Start of Material provided

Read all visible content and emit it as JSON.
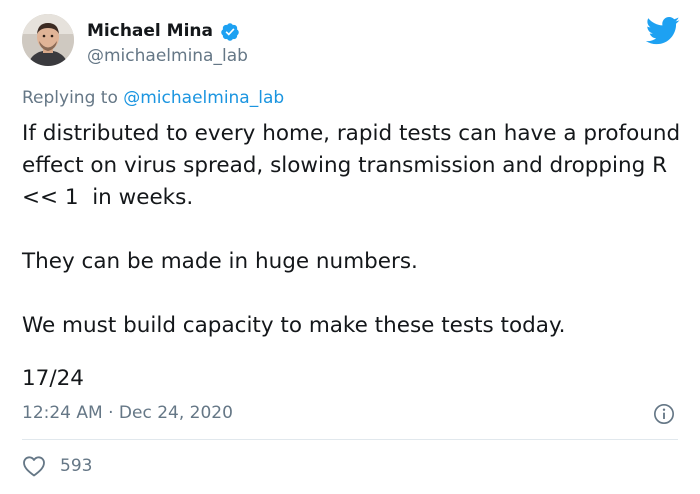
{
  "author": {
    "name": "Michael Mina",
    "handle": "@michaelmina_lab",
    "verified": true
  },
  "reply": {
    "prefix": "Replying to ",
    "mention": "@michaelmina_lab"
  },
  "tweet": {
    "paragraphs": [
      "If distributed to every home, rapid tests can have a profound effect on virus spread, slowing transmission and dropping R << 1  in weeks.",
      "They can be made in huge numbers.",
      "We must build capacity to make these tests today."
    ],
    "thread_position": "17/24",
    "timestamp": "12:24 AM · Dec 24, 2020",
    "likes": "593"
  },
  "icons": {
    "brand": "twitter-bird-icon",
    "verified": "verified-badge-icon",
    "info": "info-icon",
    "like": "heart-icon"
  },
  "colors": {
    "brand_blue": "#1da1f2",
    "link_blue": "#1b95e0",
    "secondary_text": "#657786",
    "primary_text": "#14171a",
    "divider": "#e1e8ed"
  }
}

End of Material provided
Start of Material provided

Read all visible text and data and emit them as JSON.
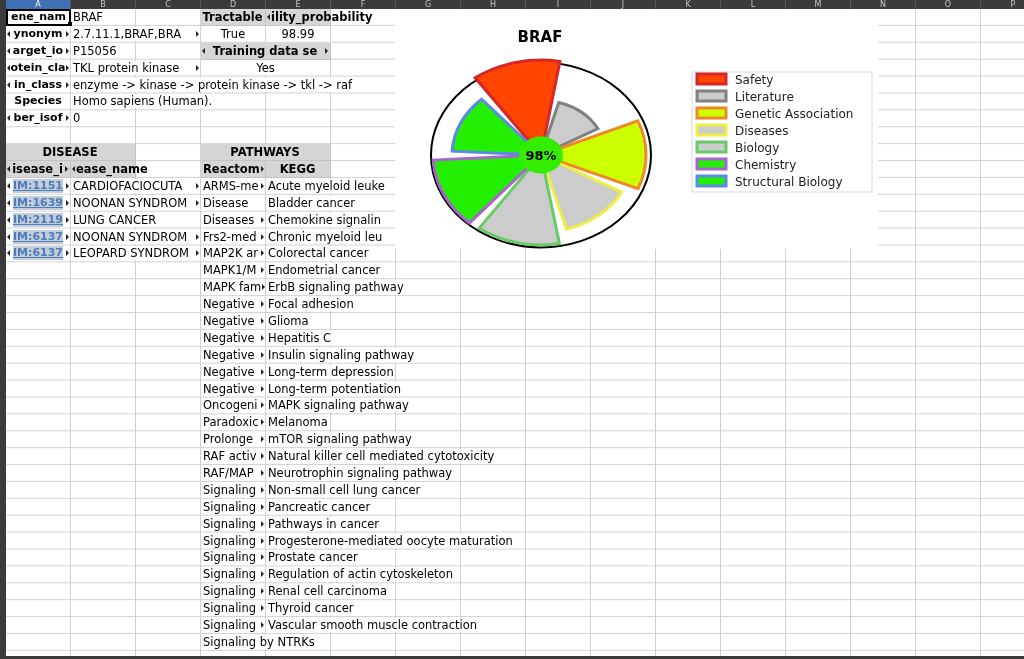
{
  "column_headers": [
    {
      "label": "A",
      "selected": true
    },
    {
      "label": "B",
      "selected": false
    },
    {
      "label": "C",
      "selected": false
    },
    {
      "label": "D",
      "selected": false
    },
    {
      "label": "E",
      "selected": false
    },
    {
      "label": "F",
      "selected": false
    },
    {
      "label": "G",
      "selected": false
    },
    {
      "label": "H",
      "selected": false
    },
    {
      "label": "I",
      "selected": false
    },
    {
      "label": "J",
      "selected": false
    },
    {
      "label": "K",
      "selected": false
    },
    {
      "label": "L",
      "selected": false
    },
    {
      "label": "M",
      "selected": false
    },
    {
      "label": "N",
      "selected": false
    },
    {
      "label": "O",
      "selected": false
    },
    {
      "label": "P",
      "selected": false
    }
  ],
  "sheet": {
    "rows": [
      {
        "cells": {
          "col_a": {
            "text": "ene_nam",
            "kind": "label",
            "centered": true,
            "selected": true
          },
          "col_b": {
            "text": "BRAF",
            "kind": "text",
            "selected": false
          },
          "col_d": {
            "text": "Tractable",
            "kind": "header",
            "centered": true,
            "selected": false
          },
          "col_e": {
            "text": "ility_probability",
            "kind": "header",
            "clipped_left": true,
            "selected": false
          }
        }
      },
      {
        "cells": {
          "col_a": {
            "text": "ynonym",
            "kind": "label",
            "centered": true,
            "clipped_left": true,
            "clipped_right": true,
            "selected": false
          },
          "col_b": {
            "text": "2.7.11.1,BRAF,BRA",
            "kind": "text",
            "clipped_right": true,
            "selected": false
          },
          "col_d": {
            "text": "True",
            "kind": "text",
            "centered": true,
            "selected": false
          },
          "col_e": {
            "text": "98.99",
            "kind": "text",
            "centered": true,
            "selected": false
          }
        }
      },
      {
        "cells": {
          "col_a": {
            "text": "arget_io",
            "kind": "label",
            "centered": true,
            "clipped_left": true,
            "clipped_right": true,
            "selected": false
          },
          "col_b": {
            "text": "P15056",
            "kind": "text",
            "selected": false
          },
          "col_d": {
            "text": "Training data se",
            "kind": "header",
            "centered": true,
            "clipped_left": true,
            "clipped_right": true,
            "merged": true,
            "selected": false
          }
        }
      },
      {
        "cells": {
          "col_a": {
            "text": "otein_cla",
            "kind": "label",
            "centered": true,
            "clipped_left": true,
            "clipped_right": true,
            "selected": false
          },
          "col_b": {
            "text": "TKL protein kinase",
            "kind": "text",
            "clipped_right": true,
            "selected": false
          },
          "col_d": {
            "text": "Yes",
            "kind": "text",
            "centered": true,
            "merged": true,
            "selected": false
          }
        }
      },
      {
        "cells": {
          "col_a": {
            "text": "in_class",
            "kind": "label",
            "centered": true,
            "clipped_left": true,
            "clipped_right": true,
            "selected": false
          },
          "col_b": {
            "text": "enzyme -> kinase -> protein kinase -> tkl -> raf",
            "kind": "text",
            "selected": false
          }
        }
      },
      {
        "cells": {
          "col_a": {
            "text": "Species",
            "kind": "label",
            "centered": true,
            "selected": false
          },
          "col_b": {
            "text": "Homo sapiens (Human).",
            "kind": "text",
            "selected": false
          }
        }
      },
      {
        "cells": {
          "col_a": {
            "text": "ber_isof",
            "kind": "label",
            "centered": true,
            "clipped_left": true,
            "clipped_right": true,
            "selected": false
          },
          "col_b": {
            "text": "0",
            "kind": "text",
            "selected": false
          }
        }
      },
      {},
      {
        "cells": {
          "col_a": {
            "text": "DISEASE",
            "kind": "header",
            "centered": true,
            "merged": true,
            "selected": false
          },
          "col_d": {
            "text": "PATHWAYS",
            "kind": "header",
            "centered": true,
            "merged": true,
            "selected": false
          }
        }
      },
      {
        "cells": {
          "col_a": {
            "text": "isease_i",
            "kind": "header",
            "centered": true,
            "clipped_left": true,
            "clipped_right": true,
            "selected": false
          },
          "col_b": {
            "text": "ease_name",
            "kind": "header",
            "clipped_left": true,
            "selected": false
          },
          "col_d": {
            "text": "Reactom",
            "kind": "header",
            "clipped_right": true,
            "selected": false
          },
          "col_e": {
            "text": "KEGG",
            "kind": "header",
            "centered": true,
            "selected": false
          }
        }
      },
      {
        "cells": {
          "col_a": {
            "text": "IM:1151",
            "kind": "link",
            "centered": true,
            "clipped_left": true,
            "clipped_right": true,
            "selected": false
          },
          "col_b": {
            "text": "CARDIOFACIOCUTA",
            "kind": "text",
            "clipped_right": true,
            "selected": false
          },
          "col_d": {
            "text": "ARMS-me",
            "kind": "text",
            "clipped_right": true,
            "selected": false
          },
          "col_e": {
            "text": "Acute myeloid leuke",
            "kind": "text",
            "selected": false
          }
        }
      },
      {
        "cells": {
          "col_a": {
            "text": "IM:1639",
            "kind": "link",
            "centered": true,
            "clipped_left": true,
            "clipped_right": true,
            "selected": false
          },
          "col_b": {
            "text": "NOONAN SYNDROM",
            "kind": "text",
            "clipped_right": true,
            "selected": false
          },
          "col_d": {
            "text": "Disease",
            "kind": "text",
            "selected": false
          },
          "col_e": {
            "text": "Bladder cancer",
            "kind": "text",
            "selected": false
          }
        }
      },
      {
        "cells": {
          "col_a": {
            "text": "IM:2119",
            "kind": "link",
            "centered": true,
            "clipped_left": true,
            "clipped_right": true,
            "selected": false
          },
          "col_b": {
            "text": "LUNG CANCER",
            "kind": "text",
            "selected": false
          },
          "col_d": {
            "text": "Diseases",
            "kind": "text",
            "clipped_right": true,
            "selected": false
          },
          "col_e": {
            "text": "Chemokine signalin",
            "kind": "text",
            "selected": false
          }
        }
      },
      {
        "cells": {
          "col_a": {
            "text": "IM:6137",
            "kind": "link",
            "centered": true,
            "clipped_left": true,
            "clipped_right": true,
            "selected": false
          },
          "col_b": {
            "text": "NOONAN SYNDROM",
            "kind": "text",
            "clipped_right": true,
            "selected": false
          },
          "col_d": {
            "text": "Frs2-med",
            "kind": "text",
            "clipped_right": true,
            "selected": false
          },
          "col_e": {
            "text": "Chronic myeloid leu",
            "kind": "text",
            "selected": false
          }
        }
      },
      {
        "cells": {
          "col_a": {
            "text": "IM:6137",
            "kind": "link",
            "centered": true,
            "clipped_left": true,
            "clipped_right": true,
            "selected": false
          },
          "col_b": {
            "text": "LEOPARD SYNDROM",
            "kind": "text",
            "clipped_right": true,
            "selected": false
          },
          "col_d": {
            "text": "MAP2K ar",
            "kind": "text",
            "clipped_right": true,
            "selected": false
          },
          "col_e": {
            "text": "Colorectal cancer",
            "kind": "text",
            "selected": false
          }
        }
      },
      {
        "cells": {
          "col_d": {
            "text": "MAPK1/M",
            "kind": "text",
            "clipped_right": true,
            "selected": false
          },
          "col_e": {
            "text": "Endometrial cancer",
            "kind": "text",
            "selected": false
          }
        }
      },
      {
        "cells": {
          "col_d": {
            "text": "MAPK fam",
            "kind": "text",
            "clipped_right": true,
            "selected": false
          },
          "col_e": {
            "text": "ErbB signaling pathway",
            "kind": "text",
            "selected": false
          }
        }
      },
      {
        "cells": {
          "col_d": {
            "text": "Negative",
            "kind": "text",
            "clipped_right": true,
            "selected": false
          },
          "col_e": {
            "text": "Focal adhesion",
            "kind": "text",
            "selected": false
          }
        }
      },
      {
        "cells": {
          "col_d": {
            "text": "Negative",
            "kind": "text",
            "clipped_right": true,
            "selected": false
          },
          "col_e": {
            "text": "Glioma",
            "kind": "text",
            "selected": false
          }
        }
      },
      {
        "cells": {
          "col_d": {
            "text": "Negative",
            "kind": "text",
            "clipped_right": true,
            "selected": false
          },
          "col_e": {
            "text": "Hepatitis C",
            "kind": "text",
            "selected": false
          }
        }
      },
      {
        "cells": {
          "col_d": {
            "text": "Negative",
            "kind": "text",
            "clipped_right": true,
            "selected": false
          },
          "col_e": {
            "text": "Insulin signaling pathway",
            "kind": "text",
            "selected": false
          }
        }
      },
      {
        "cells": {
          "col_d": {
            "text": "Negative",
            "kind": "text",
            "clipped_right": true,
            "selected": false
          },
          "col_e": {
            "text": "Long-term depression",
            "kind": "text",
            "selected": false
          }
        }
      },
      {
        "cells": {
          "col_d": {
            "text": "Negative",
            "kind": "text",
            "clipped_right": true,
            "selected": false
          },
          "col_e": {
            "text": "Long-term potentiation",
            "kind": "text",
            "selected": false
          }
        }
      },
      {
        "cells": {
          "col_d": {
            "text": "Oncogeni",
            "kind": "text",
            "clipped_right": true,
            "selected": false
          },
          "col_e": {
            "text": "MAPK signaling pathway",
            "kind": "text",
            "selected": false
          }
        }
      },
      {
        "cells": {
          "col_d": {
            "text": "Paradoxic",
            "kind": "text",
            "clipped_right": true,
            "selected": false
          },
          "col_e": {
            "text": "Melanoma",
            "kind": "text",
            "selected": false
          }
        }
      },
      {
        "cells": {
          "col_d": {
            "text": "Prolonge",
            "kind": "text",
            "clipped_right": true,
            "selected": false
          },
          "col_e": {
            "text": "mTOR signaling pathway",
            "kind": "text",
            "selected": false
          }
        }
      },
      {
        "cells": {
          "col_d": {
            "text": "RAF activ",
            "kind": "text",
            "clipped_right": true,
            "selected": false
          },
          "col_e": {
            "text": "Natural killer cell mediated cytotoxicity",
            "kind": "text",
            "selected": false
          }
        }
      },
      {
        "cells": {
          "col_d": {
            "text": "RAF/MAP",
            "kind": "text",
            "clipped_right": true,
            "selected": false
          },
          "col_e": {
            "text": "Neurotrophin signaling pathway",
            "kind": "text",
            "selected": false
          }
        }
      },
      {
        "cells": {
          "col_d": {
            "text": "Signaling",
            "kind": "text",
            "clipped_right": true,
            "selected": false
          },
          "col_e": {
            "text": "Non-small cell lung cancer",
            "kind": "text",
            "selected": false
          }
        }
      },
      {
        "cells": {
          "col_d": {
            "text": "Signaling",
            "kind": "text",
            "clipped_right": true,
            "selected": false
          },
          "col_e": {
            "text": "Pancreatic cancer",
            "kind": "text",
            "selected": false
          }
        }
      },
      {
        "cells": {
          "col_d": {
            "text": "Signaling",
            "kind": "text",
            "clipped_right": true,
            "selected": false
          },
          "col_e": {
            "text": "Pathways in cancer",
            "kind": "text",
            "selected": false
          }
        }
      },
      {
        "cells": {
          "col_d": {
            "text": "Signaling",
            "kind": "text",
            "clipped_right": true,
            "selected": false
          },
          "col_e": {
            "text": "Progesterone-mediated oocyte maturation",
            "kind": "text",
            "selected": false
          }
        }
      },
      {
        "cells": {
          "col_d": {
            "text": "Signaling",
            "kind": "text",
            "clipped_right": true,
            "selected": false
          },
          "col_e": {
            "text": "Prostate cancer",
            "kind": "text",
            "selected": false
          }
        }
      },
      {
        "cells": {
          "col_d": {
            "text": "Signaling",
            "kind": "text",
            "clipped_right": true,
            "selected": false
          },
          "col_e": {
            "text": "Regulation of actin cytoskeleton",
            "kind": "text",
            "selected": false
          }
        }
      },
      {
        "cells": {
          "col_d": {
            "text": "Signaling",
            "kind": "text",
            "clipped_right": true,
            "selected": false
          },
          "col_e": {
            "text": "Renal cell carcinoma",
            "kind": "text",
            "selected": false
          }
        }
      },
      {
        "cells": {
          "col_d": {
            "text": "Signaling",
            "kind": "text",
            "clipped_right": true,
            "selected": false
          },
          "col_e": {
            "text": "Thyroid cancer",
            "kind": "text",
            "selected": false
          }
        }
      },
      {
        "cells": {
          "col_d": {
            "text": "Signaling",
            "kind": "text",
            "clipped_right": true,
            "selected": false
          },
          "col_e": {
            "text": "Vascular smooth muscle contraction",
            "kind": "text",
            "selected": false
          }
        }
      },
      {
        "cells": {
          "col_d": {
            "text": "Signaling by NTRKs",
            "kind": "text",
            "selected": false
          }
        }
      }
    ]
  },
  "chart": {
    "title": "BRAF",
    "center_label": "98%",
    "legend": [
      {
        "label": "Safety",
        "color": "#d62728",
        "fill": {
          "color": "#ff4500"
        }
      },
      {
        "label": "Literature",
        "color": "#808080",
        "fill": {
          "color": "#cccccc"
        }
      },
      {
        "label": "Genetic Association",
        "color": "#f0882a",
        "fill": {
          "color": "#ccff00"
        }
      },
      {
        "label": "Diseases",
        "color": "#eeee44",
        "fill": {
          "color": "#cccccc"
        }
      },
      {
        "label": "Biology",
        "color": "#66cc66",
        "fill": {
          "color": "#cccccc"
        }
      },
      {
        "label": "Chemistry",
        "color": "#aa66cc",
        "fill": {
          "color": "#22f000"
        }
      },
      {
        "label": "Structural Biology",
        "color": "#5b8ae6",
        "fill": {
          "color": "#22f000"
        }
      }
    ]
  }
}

End of Material provided

#### [What the task requires]
Find the lines above with the word "data". Copy them out.

#### [Result for this exercise]
Read all visible text and data and emit them as JSON.
            "text": "Training data se",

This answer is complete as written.